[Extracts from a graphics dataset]
## Begin

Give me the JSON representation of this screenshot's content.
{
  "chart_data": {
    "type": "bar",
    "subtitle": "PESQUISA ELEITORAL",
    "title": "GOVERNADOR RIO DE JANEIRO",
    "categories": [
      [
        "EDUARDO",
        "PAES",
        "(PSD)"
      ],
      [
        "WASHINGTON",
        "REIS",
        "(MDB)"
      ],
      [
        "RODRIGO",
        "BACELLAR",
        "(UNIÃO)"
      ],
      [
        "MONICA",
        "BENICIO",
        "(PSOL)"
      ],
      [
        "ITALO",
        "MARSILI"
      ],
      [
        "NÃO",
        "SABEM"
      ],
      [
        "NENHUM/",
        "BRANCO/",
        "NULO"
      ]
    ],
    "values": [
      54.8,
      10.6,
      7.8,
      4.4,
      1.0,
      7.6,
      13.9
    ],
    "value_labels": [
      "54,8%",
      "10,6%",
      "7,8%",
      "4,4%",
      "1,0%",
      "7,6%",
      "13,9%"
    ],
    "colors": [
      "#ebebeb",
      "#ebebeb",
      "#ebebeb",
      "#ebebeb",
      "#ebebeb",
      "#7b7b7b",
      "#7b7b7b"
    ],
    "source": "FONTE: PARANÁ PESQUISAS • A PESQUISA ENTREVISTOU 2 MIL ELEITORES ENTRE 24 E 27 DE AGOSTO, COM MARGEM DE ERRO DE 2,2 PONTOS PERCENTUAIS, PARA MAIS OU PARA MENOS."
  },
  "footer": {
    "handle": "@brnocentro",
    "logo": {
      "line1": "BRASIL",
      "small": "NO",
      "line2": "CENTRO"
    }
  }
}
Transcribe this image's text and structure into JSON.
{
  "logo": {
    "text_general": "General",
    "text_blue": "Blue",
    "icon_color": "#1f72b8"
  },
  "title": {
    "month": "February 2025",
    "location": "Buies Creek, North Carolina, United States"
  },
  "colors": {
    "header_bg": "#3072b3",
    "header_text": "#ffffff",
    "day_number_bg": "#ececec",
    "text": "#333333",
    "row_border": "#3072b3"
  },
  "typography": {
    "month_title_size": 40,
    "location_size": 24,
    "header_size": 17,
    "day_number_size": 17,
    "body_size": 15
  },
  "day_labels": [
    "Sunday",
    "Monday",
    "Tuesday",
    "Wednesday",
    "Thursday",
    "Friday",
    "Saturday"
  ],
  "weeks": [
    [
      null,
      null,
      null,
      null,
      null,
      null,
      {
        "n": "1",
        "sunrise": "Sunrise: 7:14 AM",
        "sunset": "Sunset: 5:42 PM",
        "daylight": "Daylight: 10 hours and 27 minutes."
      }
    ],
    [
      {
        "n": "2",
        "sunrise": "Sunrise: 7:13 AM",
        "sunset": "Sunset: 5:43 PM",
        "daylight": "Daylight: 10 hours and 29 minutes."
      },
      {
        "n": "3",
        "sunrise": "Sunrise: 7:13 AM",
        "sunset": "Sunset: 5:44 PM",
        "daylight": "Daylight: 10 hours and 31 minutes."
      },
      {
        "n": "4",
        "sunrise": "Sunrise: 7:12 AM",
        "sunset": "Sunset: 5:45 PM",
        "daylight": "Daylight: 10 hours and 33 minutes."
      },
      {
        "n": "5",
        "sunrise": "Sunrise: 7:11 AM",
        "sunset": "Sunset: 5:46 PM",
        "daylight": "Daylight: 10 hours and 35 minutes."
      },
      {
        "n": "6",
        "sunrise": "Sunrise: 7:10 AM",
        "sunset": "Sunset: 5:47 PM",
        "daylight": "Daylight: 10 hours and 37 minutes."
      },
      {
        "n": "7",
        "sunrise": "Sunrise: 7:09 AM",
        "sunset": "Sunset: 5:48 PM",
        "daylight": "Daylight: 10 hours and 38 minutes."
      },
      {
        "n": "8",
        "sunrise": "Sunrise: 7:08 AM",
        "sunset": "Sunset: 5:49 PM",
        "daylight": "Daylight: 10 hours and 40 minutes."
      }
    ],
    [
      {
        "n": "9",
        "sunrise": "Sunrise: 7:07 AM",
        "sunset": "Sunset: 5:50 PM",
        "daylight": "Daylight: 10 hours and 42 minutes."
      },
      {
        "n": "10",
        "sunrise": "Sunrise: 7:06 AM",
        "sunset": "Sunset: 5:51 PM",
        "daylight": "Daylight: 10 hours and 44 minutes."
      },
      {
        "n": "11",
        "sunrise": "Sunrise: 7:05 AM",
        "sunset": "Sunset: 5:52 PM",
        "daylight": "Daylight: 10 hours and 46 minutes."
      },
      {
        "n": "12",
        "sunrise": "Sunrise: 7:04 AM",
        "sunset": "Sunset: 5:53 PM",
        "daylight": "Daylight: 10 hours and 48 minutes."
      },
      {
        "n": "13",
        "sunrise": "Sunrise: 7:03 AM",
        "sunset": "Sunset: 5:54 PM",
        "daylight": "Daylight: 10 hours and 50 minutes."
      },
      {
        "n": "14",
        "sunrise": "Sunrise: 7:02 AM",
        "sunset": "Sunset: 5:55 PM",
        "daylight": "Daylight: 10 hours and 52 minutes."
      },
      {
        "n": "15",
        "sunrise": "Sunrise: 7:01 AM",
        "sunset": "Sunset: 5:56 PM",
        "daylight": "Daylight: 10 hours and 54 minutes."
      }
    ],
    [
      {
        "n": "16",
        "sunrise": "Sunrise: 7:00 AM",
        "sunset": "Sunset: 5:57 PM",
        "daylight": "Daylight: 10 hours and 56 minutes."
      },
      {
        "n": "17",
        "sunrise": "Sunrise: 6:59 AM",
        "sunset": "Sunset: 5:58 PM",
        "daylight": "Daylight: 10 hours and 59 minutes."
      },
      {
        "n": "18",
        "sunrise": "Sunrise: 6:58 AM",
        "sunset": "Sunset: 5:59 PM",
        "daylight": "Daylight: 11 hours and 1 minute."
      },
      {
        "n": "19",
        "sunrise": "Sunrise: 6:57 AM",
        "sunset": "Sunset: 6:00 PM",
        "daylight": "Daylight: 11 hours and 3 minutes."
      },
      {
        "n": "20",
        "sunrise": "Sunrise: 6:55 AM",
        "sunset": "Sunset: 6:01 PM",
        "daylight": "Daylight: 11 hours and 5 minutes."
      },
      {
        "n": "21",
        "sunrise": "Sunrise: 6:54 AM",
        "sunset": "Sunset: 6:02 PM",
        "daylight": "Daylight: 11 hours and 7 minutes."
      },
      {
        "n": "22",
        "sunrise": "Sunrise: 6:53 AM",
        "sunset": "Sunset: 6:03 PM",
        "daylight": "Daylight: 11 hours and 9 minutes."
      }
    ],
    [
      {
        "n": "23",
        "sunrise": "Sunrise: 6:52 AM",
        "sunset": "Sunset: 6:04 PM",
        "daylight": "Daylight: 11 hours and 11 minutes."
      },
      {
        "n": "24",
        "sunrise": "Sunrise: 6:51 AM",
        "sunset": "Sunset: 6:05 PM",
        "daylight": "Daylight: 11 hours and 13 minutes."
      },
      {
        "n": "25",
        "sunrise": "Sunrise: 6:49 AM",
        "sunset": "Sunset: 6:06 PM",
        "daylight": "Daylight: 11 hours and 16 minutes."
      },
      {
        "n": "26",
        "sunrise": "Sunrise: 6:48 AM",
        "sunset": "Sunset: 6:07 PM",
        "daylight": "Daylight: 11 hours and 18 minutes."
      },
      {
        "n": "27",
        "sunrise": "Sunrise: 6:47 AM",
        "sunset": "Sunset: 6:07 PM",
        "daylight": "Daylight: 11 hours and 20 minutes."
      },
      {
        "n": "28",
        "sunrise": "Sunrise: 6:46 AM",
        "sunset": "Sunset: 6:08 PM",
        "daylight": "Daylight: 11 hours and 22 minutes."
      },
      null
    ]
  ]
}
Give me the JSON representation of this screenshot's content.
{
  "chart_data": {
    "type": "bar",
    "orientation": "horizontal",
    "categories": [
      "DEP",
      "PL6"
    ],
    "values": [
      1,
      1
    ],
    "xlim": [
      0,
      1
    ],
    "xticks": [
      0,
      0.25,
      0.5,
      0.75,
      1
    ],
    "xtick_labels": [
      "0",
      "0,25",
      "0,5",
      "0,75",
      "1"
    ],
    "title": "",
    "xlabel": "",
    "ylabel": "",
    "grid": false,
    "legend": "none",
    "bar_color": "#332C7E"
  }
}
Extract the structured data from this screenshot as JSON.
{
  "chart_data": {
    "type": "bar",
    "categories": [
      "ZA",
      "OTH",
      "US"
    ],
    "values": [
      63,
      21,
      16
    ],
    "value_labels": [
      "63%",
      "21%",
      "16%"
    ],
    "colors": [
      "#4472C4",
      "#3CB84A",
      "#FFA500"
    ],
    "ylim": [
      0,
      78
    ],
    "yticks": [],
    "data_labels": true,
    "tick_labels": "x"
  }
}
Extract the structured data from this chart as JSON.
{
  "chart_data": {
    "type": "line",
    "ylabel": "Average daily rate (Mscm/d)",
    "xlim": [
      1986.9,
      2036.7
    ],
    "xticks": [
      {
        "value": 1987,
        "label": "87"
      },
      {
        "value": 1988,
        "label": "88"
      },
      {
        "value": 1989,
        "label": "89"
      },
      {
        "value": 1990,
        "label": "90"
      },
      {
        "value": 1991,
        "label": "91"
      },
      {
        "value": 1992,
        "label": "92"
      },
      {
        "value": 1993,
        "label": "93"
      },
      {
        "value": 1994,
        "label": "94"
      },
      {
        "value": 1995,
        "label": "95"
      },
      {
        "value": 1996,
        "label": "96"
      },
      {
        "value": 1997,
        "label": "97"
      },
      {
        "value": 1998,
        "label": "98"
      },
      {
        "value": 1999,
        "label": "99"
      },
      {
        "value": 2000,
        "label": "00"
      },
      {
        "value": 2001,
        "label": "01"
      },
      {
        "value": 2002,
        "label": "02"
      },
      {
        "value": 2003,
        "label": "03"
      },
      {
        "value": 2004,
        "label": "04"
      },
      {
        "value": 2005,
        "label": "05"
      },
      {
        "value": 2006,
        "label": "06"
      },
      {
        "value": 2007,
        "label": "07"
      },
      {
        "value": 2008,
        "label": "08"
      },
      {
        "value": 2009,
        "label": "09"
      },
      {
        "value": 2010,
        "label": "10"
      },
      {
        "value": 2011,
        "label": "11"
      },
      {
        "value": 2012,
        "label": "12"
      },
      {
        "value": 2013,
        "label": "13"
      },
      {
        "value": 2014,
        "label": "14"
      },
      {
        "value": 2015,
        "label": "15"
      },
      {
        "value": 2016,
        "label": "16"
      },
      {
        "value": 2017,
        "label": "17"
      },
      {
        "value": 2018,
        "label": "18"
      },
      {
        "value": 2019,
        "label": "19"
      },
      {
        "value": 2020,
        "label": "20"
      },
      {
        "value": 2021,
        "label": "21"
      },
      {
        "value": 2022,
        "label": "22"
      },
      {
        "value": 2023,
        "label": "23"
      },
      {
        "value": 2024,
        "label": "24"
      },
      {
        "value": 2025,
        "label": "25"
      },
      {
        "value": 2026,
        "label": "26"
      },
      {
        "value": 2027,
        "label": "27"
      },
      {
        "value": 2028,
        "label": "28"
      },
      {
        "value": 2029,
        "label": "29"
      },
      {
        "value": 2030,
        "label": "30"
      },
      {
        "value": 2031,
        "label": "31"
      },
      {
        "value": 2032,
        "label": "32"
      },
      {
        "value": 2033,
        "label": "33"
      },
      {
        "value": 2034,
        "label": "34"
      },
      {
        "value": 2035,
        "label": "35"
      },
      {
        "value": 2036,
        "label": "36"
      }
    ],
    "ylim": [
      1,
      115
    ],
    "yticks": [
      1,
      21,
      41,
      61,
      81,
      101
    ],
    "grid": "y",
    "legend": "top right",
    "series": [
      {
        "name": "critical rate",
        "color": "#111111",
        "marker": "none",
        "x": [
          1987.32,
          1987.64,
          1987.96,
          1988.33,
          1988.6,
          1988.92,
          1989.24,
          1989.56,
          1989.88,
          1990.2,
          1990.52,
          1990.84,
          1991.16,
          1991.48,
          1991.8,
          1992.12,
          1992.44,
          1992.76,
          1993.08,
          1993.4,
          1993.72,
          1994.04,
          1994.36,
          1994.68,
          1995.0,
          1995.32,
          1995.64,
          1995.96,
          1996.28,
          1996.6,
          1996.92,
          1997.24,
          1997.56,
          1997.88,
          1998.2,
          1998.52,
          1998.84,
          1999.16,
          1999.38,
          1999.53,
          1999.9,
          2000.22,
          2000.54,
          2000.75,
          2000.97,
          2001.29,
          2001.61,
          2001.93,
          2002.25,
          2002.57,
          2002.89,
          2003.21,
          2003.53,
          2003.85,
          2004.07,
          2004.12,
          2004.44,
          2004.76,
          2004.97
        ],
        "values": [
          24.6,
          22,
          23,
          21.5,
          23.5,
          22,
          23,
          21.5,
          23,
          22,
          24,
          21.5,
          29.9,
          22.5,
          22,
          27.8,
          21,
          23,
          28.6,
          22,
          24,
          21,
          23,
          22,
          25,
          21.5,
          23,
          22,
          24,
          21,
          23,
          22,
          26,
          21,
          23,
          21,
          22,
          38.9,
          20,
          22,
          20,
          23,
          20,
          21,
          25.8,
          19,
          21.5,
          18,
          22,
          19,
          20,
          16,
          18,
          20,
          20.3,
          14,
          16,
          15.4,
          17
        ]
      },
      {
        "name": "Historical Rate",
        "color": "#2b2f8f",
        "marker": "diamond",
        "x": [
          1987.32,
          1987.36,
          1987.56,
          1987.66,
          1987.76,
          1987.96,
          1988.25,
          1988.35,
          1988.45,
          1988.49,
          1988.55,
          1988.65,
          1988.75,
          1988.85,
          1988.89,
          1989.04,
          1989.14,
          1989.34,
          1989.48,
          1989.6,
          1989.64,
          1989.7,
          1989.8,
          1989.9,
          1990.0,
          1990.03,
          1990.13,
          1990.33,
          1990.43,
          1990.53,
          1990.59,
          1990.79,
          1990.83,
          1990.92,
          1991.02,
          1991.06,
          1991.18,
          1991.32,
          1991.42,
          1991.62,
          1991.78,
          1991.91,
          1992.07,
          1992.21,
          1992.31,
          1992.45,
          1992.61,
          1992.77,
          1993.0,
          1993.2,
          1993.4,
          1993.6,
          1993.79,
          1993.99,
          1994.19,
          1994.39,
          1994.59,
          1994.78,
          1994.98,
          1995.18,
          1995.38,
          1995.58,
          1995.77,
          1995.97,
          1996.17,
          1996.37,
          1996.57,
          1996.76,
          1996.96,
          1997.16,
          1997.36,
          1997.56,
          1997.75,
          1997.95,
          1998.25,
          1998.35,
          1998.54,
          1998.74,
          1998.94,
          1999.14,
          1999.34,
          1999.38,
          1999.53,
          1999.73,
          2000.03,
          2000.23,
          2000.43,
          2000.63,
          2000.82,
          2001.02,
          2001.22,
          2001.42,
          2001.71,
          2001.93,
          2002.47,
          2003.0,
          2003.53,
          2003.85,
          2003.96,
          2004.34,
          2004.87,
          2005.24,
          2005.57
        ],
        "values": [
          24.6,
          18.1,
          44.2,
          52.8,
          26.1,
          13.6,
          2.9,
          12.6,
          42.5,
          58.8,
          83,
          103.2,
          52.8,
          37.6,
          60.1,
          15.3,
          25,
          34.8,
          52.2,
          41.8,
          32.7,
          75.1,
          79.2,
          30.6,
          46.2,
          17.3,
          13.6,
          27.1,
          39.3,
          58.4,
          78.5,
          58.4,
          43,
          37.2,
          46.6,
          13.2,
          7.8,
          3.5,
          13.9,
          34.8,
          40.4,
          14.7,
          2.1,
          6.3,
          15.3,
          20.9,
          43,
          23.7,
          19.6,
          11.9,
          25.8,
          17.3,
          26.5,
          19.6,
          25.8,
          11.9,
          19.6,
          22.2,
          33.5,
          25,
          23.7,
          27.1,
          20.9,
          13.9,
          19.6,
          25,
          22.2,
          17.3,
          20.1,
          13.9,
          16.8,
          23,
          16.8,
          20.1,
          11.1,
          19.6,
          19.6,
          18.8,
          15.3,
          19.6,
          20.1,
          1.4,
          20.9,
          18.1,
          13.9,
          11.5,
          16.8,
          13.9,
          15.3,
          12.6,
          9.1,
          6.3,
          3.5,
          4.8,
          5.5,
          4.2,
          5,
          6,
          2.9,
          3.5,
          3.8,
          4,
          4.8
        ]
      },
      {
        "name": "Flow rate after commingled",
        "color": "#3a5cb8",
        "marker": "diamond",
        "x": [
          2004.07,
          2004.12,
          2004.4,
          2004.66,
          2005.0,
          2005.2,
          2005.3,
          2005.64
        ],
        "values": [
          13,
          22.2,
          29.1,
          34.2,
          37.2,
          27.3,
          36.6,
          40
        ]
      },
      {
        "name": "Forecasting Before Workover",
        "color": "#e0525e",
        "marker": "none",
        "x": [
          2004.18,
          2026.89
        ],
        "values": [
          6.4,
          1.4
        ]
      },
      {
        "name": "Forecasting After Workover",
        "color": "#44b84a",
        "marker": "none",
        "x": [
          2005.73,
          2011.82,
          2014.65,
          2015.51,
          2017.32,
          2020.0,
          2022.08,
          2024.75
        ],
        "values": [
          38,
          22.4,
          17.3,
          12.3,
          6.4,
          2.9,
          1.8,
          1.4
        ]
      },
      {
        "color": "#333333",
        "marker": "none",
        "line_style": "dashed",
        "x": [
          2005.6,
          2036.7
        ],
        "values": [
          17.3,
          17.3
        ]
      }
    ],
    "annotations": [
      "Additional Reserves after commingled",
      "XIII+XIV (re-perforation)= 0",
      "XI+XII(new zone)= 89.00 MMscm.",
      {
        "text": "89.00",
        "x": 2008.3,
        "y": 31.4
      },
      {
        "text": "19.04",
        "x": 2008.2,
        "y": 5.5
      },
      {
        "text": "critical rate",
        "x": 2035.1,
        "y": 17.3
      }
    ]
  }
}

## End

Select every line in the material above where the string "structured" occurs, and copy it.

Extract the structured data from this screenshot as JSON.
Extract the structured data from this chart as JSON.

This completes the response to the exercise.